--- EXERCISE AIM ---
Restate the full set of records exactly, without adding or dropping a word.
########################################
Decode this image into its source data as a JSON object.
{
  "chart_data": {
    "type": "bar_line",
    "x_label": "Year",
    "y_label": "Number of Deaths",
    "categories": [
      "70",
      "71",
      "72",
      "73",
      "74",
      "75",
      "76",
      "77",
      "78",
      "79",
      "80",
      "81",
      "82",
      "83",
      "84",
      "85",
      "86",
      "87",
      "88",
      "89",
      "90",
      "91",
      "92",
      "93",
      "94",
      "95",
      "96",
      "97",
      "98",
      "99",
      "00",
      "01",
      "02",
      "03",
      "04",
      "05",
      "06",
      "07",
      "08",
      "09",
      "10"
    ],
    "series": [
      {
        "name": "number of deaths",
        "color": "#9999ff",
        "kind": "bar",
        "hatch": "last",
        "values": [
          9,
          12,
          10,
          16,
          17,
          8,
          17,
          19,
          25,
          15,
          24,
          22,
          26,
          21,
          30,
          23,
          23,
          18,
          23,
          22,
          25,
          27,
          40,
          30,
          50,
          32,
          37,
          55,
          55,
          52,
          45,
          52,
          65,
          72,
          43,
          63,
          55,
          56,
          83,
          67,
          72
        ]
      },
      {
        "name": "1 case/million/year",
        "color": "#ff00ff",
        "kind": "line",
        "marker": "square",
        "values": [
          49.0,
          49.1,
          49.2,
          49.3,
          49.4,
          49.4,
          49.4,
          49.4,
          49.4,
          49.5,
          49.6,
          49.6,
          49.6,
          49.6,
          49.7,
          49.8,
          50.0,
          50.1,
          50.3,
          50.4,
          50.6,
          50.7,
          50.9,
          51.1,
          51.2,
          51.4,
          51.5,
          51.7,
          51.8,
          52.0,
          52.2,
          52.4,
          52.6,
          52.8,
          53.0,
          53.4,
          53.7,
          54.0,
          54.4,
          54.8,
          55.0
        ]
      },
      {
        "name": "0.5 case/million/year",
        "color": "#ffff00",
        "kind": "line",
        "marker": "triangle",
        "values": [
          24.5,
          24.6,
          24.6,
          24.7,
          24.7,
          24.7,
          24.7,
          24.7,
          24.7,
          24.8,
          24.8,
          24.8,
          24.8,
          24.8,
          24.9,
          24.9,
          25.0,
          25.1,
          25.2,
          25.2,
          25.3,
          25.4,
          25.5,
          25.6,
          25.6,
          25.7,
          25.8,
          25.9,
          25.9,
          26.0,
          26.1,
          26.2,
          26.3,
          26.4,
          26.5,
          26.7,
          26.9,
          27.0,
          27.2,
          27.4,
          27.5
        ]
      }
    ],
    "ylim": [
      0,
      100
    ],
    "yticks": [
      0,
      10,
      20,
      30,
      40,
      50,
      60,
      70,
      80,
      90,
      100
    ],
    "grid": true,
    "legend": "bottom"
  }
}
########################################
--- ANSWER ---
Decode this image into its source data as a JSON object.
{
  "chart_data": {
    "type": "bar_line",
    "x_label": "Year",
    "y_label": "Number of Deaths",
    "categories": [
      "70",
      "71",
      "72",
      "73",
      "74",
      "75",
      "76",
      "77",
      "78",
      "79",
      "80",
      "81",
      "82",
      "83",
      "84",
      "85",
      "86",
      "87",
      "88",
      "89",
      "90",
      "91",
      "92",
      "93",
      "94",
      "95",
      "96",
      "97",
      "98",
      "99",
      "00",
      "01",
      "02",
      "03",
      "04",
      "05",
      "06",
      "07",
      "08",
      "09",
      "10"
    ],
    "series": [
      {
        "name": "number of deaths",
        "color": "#9999ff",
        "kind": "bar",
        "hatch": "last",
        "values": [
          9,
          12,
          10,
          16,
          17,
          8,
          17,
          19,
          25,
          15,
          24,
          22,
          26,
          21,
          30,
          23,
          23,
          18,
          23,
          22,
          25,
          27,
          40,
          30,
          50,
          32,
          37,
          55,
          55,
          52,
          45,
          52,
          65,
          72,
          43,
          63,
          55,
          56,
          83,
          67,
          72
        ]
      },
      {
        "name": "1 case/million/year",
        "color": "#ff00ff",
        "kind": "line",
        "marker": "square",
        "values": [
          49.0,
          49.1,
          49.2,
          49.3,
          49.4,
          49.4,
          49.4,
          49.4,
          49.4,
          49.5,
          49.6,
          49.6,
          49.6,
          49.6,
          49.7,
          49.8,
          50.0,
          50.1,
          50.3,
          50.4,
          50.6,
          50.7,
          50.9,
          51.1,
          51.2,
          51.4,
          51.5,
          51.7,
          51.8,
          52.0,
          52.2,
          52.4,
          52.6,
          52.8,
          53.0,
          53.4,
          53.7,
          54.0,
          54.4,
          54.8,
          55.0
        ]
      },
      {
        "name": "0.5 case/million/year",
        "color": "#ffff00",
        "kind": "line",
        "marker": "triangle",
        "values": [
          24.5,
          24.6,
          24.6,
          24.7,
          24.7,
          24.7,
          24.7,
          24.7,
          24.7,
          24.8,
          24.8,
          24.8,
          24.8,
          24.8,
          24.9,
          24.9,
          25.0,
          25.1,
          25.2,
          25.2,
          25.3,
          25.4,
          25.5,
          25.6,
          25.6,
          25.7,
          25.8,
          25.9,
          25.9,
          26.0,
          26.1,
          26.2,
          26.3,
          26.4,
          26.5,
          26.7,
          26.9,
          27.0,
          27.2,
          27.4,
          27.5
        ]
      }
    ],
    "ylim": [
      0,
      100
    ],
    "yticks": [
      0,
      10,
      20,
      30,
      40,
      50,
      60,
      70,
      80,
      90,
      100
    ],
    "grid": true,
    "legend": "bottom"
  }
}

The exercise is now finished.